Извлеченный текст ▸
------------
Еще мне очень нравится тема «Город и культура». Эта тема, кстати, очень хорошо рифмуется и с тем, что происходит в парке «Черное озеро». Очень непростая тема: а что такое сегодня «город»? Мы входим в XXI век, урбанизированный век. Возникли эти метагорода, какой-нибудь Сингапур или Дубай. Москву и Санкт-Петербург, кстати, тоже многие воспринимают таким же образом. Что это за странные места, в которых живет так много людей и которыми так трудно управлять? В нашем списке есть книга Брука «История городов будущего», где речь идет, в частности, о попытках стран, где нет полной свободы, делать как бы свободные города. Те же Дубаи или другие места, о которых мы не будем говорить. Нам пытаются сделать променады, какие-то кафе, множество общественных мест, при этом общественные выступления здесь ты не можешь проводить, потому что их нужно согласовывать. И очень часто тебе их не разрешают.
Но, с другой стороны, тот же Брук считает, что само наличие этих общественных мест даже в странах, где есть некоторое полицейское давление, влияет на людей. Люди идут мимо парка и думают: а что бы нам там не собраться? Грубо говоря, само наличие общественных мест формирует сознание людей. То есть город — это такой новый, интереснейший объект. Не столь, конечно, новый, потому что мы знаем еще про средневековые свободные города, но сейчас эта тема становится очень актуальной.
— А насколько эти 18 тем, о которых идет речь, в принципе являются чем-то новым для художественной или обществоведческой литературы? Допустим, еще одна из главных книг Макса Вебера называлась «Город».
— Мы можем сказать, что про все на свете люди думали всегда. Как я уже говорила, о теме смерти, наверное, люди думали всегда. И все главные мысли были про нее. Или, например, про Бога. Но есть какие-то вещи, которые актуализируются. Скажем, нынешнее отношение к такому явлению, как «память», на мой взгляд, очень новое. Оно абсолютно изменено. Закончился послевоенный проект памяти, когда она считалась чем-то священным на европейской территории, когда считалось, что мы должны бесконечно вспоминать про холокост, про какие-то преступления всех-всех-всех... и что вот эти свидетельства о самом ужасном — они и есть самое важное, с их помощью можно бороться и сделать так, чтобы это не повторилось.
------------
Что сделать A ▸ Кратко перескажите абзац текста, начинающийся словами «Но, с другой стороны, тот же Брук», сохранив его основные факты.
Что сделать B ▸ Выпишите из текста дословно отрывок: начните с места, где стоят слова «Но, с другой», и остановитесь после слов «становится очень актуальной.».
Опирайтесь только на этот текст.

Записи коллекции ▸
------------
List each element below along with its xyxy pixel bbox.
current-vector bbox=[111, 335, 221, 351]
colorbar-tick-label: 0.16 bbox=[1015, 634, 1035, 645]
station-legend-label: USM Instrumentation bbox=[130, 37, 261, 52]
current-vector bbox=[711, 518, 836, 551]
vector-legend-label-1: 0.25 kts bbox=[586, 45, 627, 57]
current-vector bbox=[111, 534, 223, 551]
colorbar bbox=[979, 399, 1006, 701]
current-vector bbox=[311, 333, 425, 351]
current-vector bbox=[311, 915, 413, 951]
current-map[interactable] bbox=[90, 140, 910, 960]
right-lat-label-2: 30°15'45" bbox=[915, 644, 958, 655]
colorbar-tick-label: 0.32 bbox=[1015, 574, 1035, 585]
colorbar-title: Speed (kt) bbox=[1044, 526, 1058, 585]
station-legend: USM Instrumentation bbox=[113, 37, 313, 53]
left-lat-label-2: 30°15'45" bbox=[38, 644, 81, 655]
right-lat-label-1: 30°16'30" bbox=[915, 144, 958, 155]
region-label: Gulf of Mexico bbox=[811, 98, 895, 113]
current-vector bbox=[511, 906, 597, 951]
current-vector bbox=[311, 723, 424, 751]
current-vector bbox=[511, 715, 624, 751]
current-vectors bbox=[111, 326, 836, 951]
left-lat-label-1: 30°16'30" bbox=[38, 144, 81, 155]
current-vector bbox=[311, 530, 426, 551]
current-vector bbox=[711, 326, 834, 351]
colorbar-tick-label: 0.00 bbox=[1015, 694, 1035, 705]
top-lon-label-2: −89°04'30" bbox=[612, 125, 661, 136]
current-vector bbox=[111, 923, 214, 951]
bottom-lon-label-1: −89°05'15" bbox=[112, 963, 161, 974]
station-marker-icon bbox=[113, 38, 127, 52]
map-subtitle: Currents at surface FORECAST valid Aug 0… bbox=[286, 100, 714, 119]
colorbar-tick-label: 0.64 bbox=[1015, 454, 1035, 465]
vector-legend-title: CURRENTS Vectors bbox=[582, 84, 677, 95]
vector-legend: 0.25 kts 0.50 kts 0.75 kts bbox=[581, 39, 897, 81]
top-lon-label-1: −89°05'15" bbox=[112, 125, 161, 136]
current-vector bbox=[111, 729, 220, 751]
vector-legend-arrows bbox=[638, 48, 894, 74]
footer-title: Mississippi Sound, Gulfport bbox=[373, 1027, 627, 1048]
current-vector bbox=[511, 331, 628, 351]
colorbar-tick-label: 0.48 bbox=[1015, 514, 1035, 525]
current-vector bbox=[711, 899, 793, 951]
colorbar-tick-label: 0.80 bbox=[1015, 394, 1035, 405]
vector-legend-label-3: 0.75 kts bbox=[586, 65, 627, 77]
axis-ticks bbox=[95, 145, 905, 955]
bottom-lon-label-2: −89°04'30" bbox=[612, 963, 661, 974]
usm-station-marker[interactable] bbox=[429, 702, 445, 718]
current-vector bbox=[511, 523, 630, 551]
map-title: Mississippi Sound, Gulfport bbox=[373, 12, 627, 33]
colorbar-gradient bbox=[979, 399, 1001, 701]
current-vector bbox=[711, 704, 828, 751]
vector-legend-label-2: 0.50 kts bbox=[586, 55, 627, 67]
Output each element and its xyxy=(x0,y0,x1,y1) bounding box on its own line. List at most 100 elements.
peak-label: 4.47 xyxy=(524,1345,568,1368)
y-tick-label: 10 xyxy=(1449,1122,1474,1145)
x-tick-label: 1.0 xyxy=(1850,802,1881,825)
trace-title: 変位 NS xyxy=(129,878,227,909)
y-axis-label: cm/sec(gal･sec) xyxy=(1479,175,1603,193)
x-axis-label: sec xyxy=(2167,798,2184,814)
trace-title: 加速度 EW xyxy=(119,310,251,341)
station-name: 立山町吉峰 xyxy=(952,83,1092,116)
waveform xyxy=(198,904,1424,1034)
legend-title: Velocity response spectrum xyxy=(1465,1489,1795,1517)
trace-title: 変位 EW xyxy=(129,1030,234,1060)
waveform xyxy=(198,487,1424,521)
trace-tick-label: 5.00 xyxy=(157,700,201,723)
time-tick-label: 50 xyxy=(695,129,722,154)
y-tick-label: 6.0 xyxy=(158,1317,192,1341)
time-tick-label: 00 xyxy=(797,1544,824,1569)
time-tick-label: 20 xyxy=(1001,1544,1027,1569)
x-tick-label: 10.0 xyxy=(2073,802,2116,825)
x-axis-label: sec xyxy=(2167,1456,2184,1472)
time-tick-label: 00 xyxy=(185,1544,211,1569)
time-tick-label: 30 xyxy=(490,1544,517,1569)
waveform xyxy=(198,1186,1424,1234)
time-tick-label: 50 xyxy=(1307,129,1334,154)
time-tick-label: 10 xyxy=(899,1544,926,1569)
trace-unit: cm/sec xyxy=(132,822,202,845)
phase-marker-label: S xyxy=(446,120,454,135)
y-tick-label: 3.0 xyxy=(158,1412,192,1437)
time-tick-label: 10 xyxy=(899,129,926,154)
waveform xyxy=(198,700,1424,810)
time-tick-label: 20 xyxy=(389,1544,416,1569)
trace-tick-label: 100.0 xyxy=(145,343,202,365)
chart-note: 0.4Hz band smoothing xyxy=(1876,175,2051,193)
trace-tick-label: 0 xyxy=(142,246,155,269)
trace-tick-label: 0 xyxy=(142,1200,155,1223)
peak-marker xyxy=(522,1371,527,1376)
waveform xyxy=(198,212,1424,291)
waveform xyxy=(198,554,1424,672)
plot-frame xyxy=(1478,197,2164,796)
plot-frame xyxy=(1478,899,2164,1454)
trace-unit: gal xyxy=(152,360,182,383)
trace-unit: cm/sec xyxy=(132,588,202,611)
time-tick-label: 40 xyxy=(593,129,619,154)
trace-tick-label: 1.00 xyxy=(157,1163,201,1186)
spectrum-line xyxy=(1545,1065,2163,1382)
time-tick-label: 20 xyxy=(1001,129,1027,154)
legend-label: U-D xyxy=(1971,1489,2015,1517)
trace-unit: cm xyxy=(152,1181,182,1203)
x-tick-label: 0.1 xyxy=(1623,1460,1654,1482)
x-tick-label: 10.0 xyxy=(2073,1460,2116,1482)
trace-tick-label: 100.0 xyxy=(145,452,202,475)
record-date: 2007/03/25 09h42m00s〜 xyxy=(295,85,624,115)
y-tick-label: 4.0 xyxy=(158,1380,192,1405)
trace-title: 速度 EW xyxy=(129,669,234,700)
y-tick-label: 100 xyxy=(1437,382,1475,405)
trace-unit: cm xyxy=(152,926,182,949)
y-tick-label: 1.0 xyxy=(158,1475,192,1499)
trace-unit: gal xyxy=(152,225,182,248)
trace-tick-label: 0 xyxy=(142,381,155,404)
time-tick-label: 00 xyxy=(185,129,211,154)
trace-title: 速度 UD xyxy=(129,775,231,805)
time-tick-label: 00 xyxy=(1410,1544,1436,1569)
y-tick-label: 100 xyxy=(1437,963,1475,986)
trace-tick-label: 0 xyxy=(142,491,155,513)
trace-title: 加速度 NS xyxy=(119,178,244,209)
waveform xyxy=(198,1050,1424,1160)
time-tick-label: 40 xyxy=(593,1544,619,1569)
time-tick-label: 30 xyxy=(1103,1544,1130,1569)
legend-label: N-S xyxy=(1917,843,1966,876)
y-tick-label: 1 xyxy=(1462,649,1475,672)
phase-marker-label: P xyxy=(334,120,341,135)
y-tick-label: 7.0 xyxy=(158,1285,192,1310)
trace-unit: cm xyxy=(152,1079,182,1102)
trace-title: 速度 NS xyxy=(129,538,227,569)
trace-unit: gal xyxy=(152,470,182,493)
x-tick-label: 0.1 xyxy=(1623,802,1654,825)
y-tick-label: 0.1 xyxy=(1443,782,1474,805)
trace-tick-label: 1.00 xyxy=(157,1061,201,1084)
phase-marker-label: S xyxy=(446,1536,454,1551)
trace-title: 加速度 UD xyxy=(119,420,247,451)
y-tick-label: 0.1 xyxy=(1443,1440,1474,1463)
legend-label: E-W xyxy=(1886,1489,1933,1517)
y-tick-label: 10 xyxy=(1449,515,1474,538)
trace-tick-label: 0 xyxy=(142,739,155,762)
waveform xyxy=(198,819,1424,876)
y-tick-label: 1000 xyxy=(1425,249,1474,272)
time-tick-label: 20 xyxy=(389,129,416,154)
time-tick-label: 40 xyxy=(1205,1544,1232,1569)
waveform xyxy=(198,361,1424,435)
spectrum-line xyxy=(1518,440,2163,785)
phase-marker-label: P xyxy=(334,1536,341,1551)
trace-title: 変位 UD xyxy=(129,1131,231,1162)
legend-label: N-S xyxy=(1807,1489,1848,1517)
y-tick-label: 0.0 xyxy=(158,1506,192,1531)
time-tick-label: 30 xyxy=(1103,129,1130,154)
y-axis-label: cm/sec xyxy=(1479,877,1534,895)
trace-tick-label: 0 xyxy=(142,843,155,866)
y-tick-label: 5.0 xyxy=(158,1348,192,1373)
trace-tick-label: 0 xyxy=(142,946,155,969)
------------
Результат A ▸ По мнению Брука, общественные места влияют на людей одним своим существованием, даже в странах с некоторым полицейским давлением. Проходя мимо парка, люди думают, не собраться ли там, и так общественные места формируют их сознание. Поэтому город становится новым и очень интересным объектом. Он не совсем нов, ведь известны средневековые свободные города, но сейчас эта тема особенно актуальна.

Результат B ▸
Но, с другой стороны, тот же Брук считает, что само наличие этих общественных мест даже в странах, где есть некоторое полицейское давление, влияет на людей. Люди идут мимо парка и думают: а что бы нам там не собраться? Грубо говоря, само наличие общественных мест формирует сознание людей. То есть город — это такой новый, интереснейший объект. Не столь, конечно, новый, потому что мы знаем еще про средневековые свободные города, но сейчас эта тема становится очень актуальной.